[Testo di lettura]
La regina degli autori della televisione italiana. Irene Ghergo ha conosciuto tutte le personalità più importanti del piccolo schermo e la sua penna ha firmato trasmissioni di successo.
Al Corriere della Sera, Ghergo non batte ciglio nel dire che il programma di interviste più visto della tv, Belve, è di fatto una sua creatura nata da nel modo più semplice possibile: “Al telefono con Francesca Fagnani. “Chiamalo così, fai una cosa diversa”, e in effetti si è rivelata una delle trasmissioni più accattivanti degli ultimi anni, in grado di catalizzare l’attenzione del pubblico, soprattutto dopo il passaggio in Rai1, sulla seconda rete.
Tra i titoli da lei seguiti, Non è la Rai, a lei spettava gestire le ragazze: “Indisciplinate, si truccavano molto, venivano vestite come a Drive In, le mandavo a cambiarsi. Ambra avrebbe voluto i capelli lisci, glieli ho fatti tenere ricci. E ho scelto il look: cravatta, kilt e gilet”. E sulle accuse rivolte a Boncompagni di “essersi circondato di lolite”, Ghergo è imperturbabile: “Lo so che è difficile difenderlo, ma non ho mai visto una mano fuori posto”.
Ghergo è stata anche autrice del Grande Fratello, nei primi anni del reality, ma quando le si chiede di Alfonso Signorini non può fare a meno che provare un certo dispiacere per quanto gli è accaduto a seguito delle dichiarazioni di Fabrizio Corona nelle puntate di Falsissimo, che hanno fortemente minato la sua carriera, oltre che la sua immagine, con l’apertura di indagini da parte della Procura di Milano. Sul conto dell’ex direttore di Chi, nonché conduttore dell’edizione vip del reality di Canale 5, l’autrice ha dichiarato: “Un caro amico, un signore colto, un bravissimo conduttore. Non meritava quello che è capitato. Purtroppo sui social è stato un incosciente”.
[/Testo di lettura]
[Dati forniti]
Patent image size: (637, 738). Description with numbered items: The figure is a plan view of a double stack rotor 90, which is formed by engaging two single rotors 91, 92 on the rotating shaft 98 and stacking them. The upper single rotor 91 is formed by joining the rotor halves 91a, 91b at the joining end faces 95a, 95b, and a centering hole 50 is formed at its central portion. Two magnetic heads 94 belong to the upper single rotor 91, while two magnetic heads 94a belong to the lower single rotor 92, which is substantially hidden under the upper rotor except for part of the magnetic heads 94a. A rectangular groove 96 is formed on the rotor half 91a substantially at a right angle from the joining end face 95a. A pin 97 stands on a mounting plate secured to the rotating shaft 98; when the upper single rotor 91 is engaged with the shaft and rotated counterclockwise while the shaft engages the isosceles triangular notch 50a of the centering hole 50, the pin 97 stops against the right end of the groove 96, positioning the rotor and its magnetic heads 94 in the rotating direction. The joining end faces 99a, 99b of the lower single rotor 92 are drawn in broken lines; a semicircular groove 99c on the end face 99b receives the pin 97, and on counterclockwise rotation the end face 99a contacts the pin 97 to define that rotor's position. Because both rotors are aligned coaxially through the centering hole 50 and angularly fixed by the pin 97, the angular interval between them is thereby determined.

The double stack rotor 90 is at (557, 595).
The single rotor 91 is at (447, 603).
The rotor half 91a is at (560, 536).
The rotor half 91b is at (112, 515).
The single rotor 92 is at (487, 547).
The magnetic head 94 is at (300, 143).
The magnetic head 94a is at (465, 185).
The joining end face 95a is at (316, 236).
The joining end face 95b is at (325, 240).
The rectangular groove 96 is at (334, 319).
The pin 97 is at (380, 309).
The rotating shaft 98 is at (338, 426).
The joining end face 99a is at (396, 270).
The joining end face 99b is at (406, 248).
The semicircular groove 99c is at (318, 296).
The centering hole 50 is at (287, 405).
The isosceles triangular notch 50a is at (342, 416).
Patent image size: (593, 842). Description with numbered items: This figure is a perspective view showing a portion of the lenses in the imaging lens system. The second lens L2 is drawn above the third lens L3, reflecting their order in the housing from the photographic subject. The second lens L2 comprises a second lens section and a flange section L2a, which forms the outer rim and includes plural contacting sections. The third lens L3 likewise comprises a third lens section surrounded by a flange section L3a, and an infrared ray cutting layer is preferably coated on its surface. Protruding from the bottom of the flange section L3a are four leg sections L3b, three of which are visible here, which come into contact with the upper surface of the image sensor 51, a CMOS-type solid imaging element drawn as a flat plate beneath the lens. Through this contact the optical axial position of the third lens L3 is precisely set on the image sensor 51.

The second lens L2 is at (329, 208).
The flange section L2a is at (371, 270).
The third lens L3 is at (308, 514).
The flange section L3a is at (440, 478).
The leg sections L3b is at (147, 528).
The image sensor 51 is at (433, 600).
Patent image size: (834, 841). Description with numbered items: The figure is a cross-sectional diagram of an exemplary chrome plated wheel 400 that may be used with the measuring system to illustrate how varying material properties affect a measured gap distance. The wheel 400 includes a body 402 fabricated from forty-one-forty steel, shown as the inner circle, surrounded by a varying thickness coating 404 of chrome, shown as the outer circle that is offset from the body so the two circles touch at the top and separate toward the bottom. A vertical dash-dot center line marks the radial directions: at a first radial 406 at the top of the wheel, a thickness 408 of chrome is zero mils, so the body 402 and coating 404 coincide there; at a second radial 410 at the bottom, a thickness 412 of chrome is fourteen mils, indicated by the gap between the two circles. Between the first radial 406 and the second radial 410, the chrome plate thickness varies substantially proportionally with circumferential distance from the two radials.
[/Dati forniti]
#### Cosa produrre:
Copia fedelmente il passo del testo su Irene Ghergo da “La regina degli” a “sulla seconda rete.”. Per svolgere il lavoro non occorre consultare le righe.

#### Spazio risposta:
La regina degli autori della televisione italiana. Irene Ghergo ha conosciuto tutte le personalità più importanti del piccolo schermo e la sua penna ha firmato trasmissioni di successo.
Al Corriere della Sera, Ghergo non batte ciglio nel dire che il programma di interviste più visto della tv, Belve, è di fatto una sua creatura nata da nel modo più semplice possibile: “Al telefono con Francesca Fagnani. “Chiamalo così, fai una cosa diversa”, e in effetti si è rivelata una delle trasmissioni più accattivanti degli ultimi anni, in grado di catalizzare l’attenzione del pubblico, soprattutto dopo il passaggio in Rai1, sulla seconda rete.